[REQUIRED TASK] Among the entries below, count the lines that contain the word "习近平总书记指出". Write down only the total.

[STORED RECORDS]
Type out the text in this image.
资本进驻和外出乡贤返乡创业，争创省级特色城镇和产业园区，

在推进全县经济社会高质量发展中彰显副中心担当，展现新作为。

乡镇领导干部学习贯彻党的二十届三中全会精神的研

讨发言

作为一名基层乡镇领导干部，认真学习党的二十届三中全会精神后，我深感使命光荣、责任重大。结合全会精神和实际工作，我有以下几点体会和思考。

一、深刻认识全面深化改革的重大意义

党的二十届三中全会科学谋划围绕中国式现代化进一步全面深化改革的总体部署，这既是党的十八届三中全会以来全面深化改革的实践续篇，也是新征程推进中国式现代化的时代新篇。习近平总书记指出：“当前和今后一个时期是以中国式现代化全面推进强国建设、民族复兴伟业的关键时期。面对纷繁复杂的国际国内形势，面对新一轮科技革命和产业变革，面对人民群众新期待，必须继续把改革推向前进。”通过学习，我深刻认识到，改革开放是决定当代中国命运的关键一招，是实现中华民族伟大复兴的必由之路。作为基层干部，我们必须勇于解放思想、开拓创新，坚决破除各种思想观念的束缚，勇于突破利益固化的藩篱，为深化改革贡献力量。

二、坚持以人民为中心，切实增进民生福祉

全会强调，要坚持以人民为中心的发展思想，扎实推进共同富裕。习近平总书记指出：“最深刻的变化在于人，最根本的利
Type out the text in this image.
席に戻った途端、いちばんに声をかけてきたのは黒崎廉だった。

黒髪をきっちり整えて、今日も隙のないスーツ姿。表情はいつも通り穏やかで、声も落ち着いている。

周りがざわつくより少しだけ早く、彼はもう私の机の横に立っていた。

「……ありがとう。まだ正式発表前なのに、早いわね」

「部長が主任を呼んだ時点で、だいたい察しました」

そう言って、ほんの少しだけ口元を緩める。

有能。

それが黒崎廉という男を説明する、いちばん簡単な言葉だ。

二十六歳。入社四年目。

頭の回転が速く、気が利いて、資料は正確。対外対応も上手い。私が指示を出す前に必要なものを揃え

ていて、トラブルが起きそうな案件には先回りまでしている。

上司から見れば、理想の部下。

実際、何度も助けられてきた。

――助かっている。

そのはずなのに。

[THE RESULT] 2